→ Instructions to follow: Output all of the records exactly as written.

(Data items)
════════
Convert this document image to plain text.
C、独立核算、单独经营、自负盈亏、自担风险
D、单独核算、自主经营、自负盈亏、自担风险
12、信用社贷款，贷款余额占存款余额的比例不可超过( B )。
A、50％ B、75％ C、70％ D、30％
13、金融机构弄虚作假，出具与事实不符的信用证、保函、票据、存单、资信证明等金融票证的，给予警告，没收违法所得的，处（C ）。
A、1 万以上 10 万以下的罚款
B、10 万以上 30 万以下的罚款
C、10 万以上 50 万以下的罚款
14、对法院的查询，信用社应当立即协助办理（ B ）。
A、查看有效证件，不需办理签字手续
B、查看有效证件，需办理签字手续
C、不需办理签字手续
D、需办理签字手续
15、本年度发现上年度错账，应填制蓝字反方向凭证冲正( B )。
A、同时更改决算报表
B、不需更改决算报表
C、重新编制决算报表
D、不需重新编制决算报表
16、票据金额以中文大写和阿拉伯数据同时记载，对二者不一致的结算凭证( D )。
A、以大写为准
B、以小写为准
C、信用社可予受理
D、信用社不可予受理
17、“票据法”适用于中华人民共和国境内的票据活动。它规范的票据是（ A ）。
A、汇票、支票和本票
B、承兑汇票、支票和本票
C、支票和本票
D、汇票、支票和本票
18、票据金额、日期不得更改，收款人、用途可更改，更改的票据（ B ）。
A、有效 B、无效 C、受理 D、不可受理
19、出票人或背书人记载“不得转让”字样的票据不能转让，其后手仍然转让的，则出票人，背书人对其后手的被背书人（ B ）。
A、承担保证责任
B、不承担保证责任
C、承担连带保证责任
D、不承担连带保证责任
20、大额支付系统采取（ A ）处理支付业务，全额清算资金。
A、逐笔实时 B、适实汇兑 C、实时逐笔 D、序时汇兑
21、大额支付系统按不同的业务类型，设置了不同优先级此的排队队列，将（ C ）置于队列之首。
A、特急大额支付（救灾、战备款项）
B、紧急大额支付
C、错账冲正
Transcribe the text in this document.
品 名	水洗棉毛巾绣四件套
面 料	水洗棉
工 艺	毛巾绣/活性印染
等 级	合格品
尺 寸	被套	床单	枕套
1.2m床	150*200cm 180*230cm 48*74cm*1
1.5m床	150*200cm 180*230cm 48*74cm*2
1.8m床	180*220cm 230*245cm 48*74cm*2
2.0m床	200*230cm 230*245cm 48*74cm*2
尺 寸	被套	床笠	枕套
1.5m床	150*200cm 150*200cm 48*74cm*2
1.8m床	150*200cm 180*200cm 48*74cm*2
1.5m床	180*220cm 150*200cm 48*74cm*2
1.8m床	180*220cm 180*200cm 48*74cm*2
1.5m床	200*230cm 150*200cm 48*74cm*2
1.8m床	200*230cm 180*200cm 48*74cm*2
════════
→ Full response:
Convert this document image to plain text.
C、独立核算、单独经营、自负盈亏、自担风险
D、单独核算、自主经营、自负盈亏、自担风险
12、信用社贷款，贷款余额占存款余额的比例不可超过( B )。
A、50％ B、75％ C、70％ D、30％
13、金融机构弄虚作假，出具与事实不符的信用证、保函、票据、存单、资信证明等金融票证的，给予警告，没收违法所得的，处（C ）。
A、1 万以上 10 万以下的罚款
B、10 万以上 30 万以下的罚款
C、10 万以上 50 万以下的罚款
14、对法院的查询，信用社应当立即协助办理（ B ）。
A、查看有效证件，不需办理签字手续
B、查看有效证件，需办理签字手续
C、不需办理签字手续
D、需办理签字手续
15、本年度发现上年度错账，应填制蓝字反方向凭证冲正( B )。
A、同时更改决算报表
B、不需更改决算报表
C、重新编制决算报表
D、不需重新编制决算报表
16、票据金额以中文大写和阿拉伯数据同时记载，对二者不一致的结算凭证( D )。
A、以大写为准
B、以小写为准
C、信用社可予受理
D、信用社不可予受理
17、“票据法”适用于中华人民共和国境内的票据活动。它规范的票据是（ A ）。
A、汇票、支票和本票
B、承兑汇票、支票和本票
C、支票和本票
D、汇票、支票和本票
18、票据金额、日期不得更改，收款人、用途可更改，更改的票据（ B ）。
A、有效 B、无效 C、受理 D、不可受理
19、出票人或背书人记载“不得转让”字样的票据不能转让，其后手仍然转让的，则出票人，背书人对其后手的被背书人（ B ）。
A、承担保证责任
B、不承担保证责任
C、承担连带保证责任
D、不承担连带保证责任
20、大额支付系统采取（ A ）处理支付业务，全额清算资金。
A、逐笔实时 B、适实汇兑 C、实时逐笔 D、序时汇兑
21、大额支付系统按不同的业务类型，设置了不同优先级此的排队队列，将（ C ）置于队列之首。
A、特急大额支付（救灾、战备款项）
B、紧急大额支付
C、错账冲正
Transcribe the text in this document.
品 名	水洗棉毛巾绣四件套
面 料	水洗棉
工 艺	毛巾绣/活性印染
等 级	合格品
尺 寸	被套	床单	枕套
1.2m床	150*200cm 180*230cm 48*74cm*1
1.5m床	150*200cm 180*230cm 48*74cm*2
1.8m床	180*220cm 230*245cm 48*74cm*2
2.0m床	200*230cm 230*245cm 48*74cm*2
尺 寸	被套	床笠	枕套
1.5m床	150*200cm 150*200cm 48*74cm*2
1.8m床	150*200cm 180*200cm 48*74cm*2
1.5m床	180*220cm 150*200cm 48*74cm*2
1.8m床	180*220cm 180*200cm 48*74cm*2
1.5m床	200*230cm 150*200cm 48*74cm*2
1.8m床	200*230cm 180*200cm 48*74cm*2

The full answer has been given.